=== TASK INPUT ===

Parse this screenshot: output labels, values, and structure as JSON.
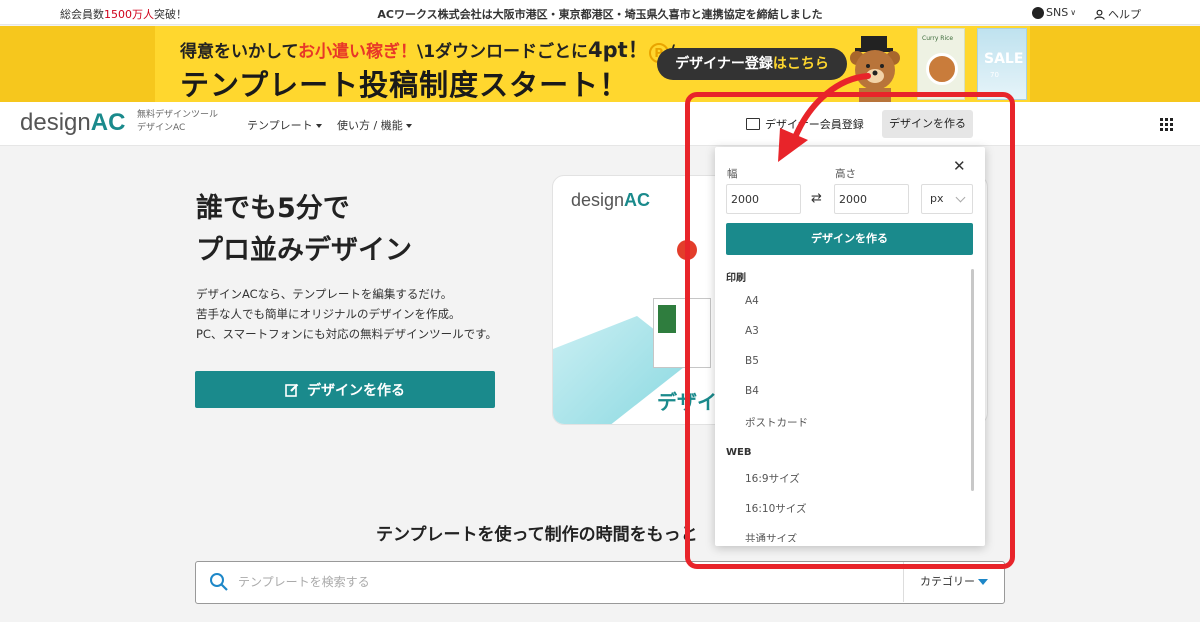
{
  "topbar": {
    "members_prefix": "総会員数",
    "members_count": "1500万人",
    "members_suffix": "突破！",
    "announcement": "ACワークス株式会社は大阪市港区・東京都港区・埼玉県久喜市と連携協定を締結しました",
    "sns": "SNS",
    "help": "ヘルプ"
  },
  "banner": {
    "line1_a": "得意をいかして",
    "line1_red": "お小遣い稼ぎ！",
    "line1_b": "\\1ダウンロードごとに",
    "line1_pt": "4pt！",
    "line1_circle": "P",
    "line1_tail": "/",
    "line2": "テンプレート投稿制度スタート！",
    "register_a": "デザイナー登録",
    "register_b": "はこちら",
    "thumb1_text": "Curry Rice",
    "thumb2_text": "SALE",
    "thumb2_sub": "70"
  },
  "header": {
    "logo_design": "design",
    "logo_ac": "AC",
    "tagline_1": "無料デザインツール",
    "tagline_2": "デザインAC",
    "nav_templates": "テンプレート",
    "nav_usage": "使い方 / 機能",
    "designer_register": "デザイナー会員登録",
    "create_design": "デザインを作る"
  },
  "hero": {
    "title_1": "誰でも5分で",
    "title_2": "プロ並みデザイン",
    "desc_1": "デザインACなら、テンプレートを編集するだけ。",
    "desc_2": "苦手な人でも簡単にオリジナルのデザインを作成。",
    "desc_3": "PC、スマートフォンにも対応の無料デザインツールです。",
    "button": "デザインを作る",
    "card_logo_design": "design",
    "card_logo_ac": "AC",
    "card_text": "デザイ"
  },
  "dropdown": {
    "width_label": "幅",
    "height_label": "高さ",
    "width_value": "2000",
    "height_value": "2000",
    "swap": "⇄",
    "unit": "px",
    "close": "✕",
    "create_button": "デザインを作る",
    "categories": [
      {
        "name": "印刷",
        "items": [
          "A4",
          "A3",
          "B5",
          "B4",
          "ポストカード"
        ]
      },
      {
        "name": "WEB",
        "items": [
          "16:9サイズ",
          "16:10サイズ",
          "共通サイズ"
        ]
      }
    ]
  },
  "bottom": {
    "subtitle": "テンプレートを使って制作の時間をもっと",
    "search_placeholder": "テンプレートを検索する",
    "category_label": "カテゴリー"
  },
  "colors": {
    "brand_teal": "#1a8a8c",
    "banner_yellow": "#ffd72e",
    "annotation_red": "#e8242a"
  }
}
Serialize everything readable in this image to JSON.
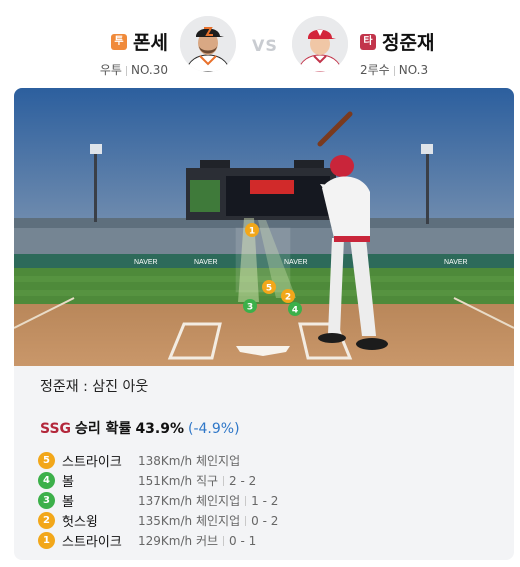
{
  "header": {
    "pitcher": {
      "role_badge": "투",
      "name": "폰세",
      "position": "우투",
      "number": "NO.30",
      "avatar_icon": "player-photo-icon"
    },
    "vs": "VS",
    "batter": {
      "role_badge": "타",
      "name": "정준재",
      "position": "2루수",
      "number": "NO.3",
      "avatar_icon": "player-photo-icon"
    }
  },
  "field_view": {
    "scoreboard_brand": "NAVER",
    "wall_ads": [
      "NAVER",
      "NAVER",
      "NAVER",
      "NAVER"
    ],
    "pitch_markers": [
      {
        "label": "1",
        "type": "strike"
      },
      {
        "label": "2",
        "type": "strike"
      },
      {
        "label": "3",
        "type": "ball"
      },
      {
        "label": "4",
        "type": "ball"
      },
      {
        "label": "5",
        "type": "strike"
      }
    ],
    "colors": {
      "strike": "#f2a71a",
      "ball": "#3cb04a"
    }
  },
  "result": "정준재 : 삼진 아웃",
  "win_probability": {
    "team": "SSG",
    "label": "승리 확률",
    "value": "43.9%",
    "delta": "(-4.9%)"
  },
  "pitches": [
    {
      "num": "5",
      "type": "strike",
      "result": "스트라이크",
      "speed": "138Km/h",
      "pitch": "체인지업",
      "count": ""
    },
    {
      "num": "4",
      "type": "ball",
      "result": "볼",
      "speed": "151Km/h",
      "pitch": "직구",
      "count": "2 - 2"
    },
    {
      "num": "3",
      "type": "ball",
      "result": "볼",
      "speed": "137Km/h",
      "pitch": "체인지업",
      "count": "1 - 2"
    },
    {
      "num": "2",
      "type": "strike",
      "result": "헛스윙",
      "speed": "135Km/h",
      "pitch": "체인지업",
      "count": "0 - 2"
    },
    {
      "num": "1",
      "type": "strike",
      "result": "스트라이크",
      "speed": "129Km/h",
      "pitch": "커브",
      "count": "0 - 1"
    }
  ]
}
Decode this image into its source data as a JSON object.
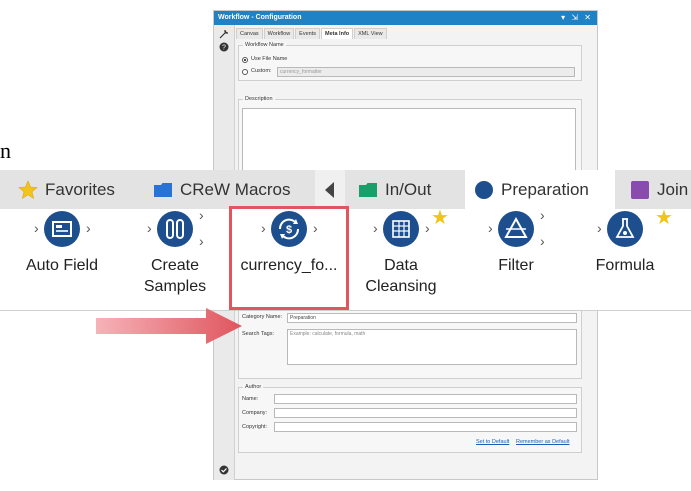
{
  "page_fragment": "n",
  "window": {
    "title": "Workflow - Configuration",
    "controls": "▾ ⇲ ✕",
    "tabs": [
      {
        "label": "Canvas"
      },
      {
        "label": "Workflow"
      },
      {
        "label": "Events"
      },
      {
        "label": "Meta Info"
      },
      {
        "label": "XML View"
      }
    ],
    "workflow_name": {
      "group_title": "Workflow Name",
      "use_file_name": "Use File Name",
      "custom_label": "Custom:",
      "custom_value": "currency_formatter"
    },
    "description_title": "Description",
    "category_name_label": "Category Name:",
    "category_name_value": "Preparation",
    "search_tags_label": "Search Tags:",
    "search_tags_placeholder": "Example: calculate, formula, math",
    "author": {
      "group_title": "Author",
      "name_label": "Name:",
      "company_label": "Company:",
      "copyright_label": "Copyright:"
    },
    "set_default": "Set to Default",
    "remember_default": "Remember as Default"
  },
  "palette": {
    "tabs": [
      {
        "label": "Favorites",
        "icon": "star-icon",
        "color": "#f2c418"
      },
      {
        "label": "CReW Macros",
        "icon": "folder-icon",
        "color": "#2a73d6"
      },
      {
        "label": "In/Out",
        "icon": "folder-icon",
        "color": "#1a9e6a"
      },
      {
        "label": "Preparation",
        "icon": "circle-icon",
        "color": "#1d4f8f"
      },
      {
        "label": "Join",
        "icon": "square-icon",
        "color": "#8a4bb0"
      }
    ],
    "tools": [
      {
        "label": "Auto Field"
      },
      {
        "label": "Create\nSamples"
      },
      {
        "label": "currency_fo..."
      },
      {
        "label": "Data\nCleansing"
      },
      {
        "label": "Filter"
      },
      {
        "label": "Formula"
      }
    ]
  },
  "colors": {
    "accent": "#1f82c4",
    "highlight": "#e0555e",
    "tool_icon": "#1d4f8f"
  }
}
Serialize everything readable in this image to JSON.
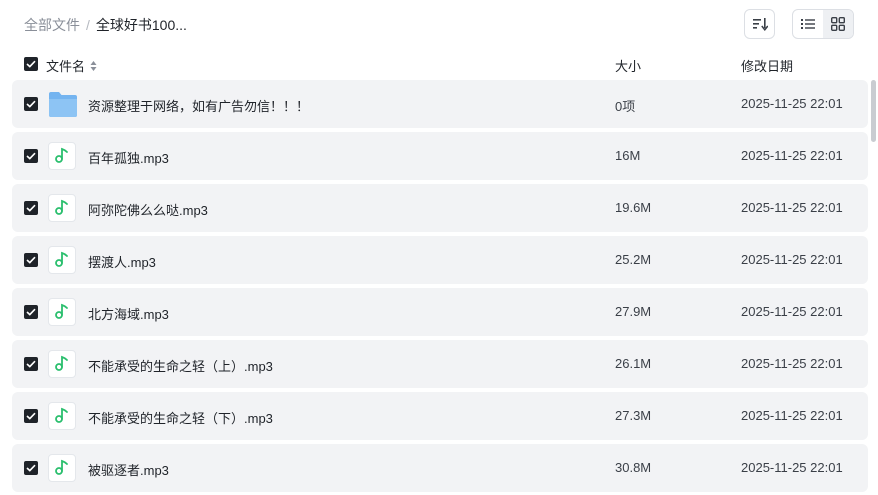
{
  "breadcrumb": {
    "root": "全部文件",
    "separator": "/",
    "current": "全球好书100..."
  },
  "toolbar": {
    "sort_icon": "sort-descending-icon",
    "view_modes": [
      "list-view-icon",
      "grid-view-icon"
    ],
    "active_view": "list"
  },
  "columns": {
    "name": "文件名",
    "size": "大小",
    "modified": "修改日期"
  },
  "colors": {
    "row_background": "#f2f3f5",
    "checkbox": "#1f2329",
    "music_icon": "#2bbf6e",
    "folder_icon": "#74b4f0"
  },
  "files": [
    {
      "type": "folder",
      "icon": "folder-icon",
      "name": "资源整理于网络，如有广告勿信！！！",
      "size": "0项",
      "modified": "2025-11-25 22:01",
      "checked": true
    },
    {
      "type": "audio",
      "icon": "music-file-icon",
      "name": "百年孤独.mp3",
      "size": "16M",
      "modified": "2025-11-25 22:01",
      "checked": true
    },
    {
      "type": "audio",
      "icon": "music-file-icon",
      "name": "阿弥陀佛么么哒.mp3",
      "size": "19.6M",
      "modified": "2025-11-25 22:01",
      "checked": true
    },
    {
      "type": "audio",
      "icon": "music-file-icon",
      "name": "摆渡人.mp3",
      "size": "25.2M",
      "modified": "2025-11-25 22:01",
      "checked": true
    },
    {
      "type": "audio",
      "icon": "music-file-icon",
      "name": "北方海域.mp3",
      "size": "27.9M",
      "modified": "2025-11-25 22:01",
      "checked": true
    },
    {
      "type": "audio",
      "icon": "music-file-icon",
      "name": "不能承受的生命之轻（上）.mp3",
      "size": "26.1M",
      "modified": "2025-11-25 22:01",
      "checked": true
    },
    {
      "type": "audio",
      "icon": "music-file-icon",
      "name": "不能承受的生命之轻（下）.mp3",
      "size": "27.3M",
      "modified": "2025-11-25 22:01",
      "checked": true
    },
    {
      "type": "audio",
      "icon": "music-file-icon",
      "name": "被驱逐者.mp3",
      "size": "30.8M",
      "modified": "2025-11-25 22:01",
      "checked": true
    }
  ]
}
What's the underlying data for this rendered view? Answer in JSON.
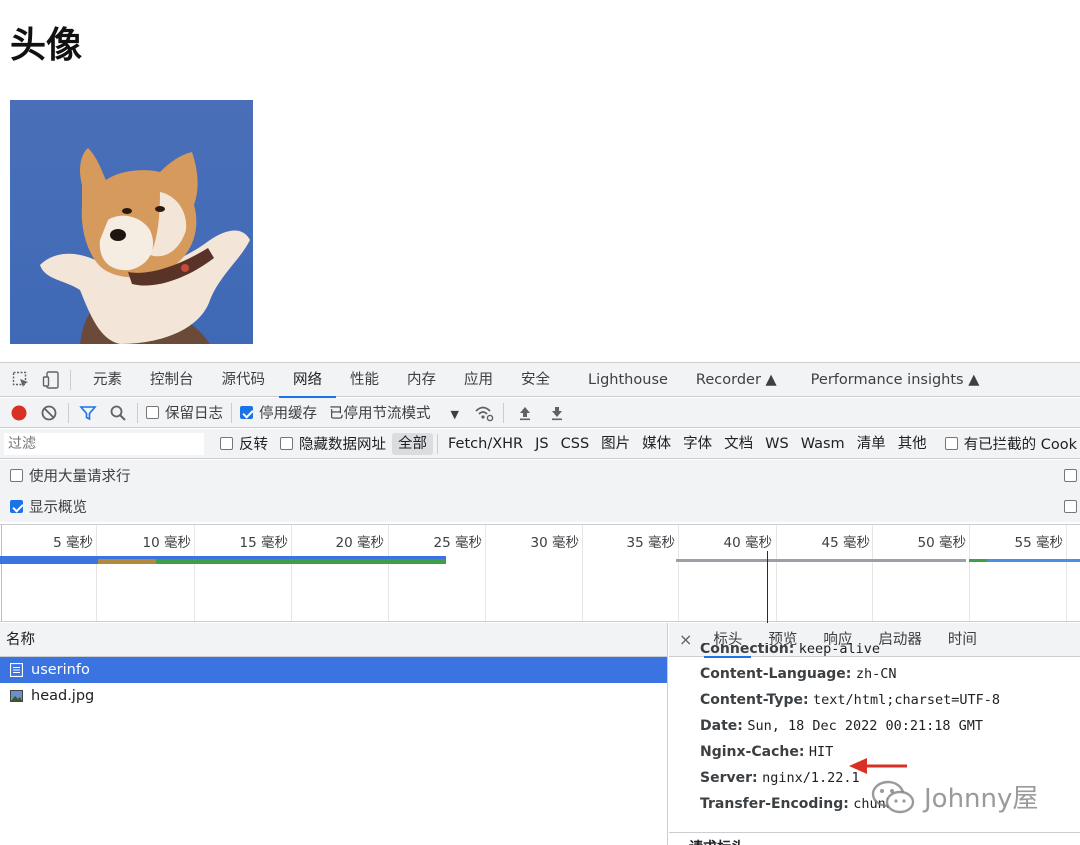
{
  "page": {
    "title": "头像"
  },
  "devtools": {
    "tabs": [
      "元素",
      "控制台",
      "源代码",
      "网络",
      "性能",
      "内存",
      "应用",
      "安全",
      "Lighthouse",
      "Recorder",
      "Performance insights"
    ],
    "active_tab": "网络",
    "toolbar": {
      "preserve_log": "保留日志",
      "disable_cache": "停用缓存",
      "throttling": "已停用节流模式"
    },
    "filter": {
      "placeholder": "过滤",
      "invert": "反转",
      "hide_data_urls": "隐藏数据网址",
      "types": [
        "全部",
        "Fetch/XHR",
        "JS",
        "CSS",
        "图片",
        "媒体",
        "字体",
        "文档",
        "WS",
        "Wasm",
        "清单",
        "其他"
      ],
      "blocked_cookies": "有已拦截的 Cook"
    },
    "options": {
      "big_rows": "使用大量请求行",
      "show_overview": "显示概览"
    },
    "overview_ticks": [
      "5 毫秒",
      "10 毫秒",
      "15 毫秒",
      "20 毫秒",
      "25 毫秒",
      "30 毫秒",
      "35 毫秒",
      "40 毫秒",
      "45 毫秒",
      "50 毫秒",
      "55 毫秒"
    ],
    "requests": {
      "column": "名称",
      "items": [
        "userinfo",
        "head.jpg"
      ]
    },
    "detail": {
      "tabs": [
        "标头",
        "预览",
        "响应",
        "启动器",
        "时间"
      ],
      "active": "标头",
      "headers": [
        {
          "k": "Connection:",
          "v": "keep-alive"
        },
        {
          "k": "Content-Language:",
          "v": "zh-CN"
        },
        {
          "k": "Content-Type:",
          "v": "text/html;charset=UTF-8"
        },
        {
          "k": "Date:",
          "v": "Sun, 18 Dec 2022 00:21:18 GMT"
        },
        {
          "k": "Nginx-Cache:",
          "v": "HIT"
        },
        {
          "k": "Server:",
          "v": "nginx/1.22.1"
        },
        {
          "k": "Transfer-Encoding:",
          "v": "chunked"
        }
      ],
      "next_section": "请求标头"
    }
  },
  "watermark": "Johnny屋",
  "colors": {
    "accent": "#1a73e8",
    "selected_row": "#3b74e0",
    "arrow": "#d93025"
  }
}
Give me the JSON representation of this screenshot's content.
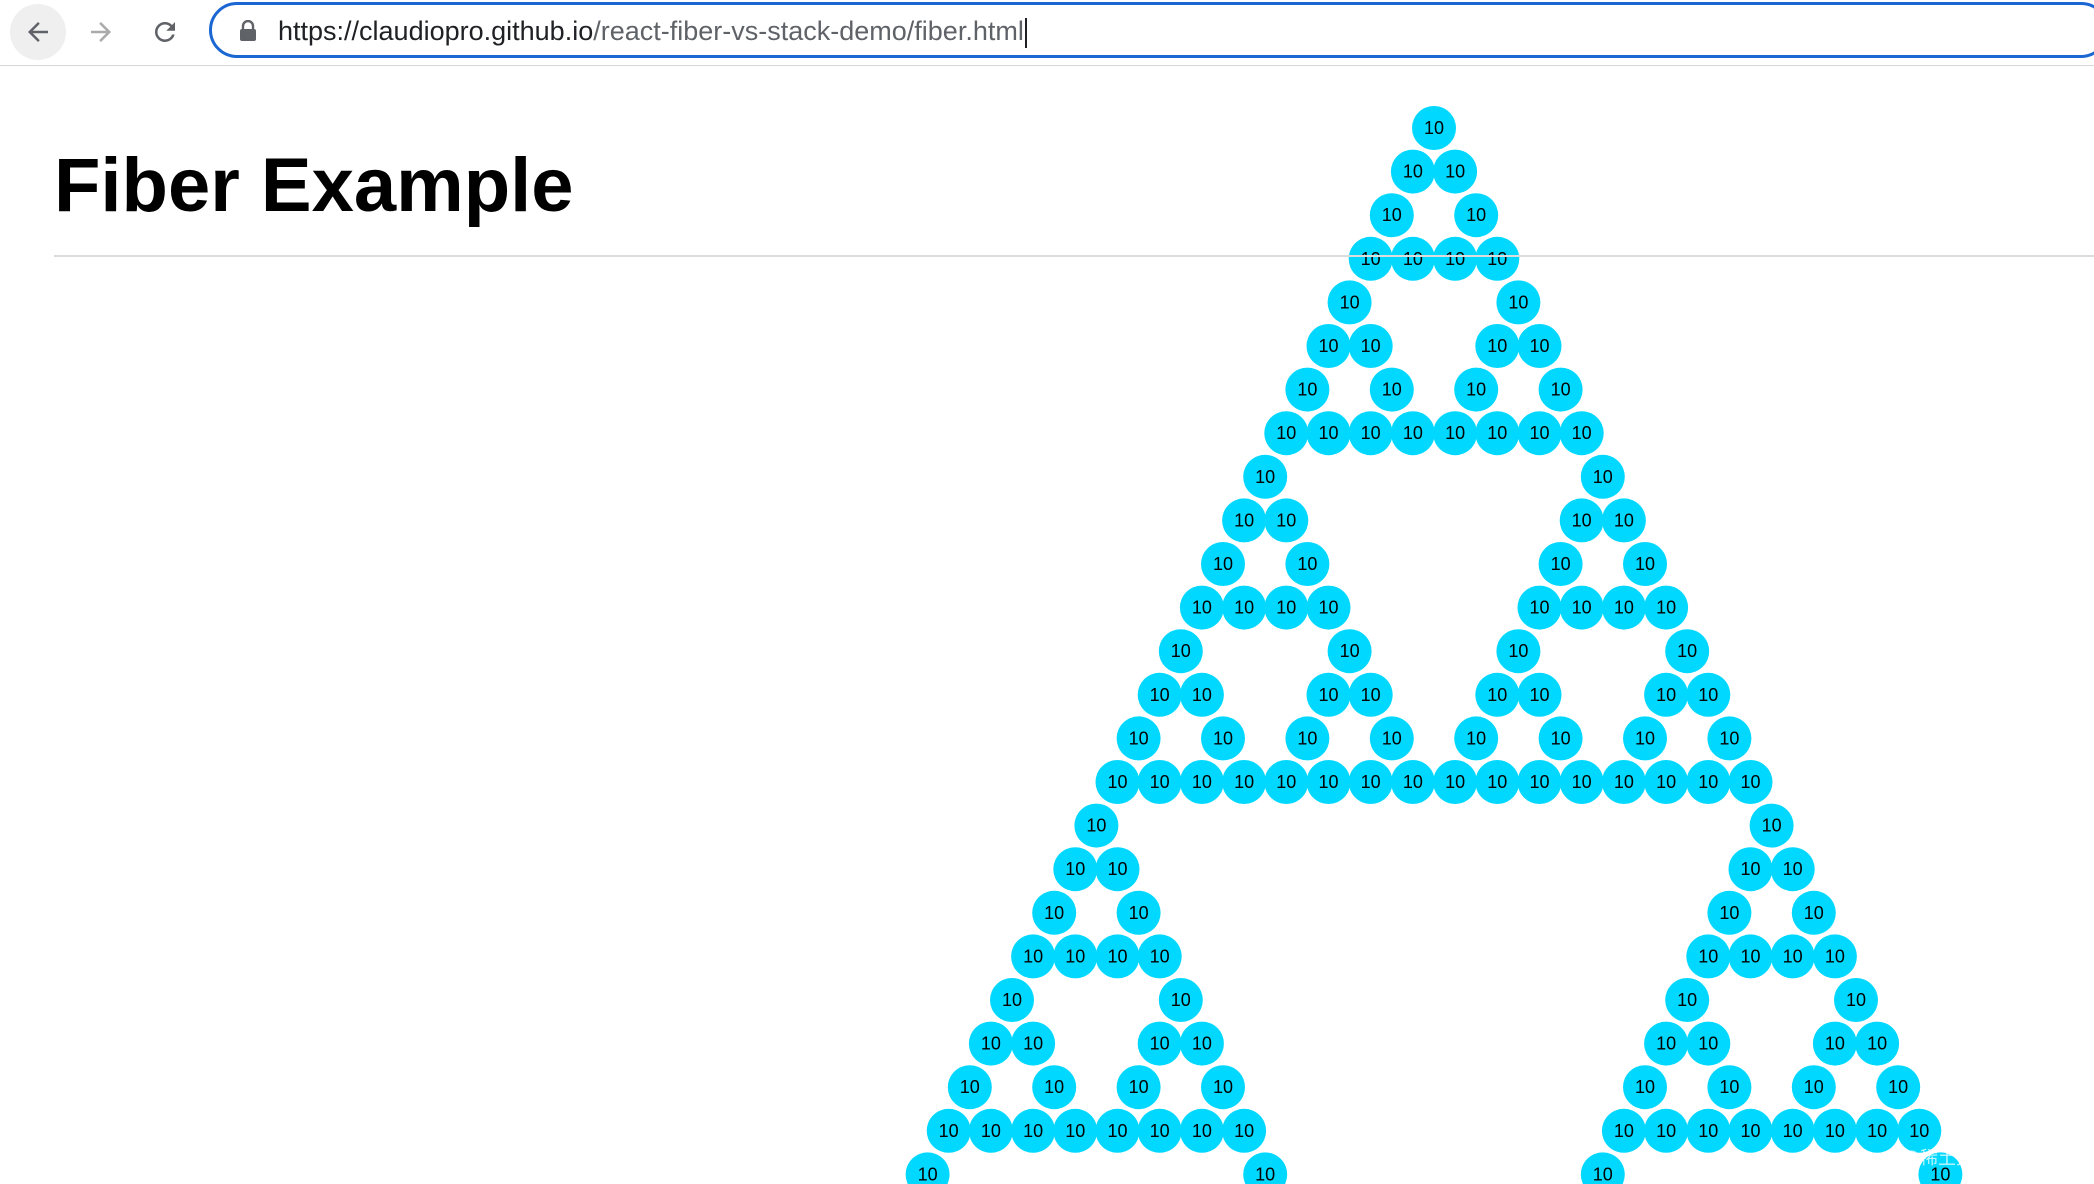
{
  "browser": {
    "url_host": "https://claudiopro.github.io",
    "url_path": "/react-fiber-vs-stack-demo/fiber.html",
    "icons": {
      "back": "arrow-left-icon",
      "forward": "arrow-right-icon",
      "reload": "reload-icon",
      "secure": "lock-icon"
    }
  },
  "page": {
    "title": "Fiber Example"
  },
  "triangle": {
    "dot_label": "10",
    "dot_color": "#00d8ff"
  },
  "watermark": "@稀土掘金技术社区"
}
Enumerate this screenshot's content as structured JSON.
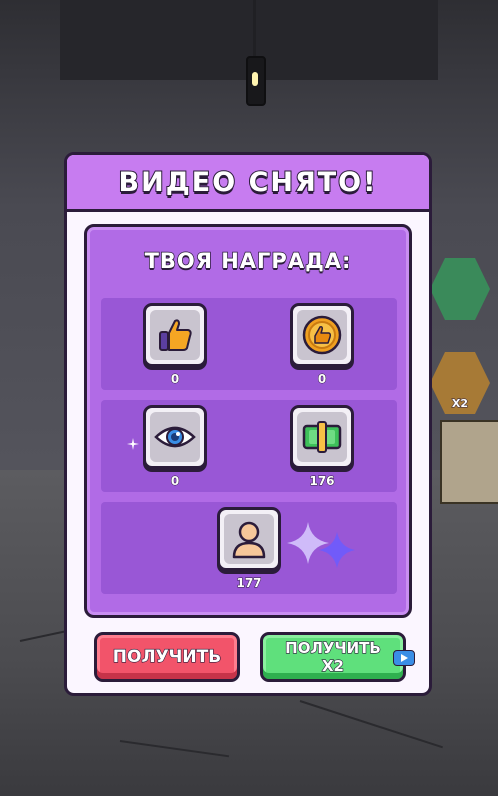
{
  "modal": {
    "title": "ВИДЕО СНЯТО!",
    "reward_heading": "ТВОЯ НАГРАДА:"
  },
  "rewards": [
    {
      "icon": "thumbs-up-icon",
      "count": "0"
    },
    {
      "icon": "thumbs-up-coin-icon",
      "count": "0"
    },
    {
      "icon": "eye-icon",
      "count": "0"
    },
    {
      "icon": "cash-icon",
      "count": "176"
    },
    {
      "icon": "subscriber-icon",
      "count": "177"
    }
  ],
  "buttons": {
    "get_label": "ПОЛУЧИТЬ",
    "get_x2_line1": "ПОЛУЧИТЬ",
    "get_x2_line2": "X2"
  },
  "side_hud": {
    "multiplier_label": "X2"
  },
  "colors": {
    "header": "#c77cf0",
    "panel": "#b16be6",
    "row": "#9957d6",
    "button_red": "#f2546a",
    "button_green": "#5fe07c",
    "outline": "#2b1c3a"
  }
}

===

--- GOAL ---
Select every line above that contains the word "デザインを作る", and copy it.

--- EXERCISE RESULT ---
    "create_design": "デザインを作る"
    "button": "デザインを作る",
    "create_button": "デザインを作る",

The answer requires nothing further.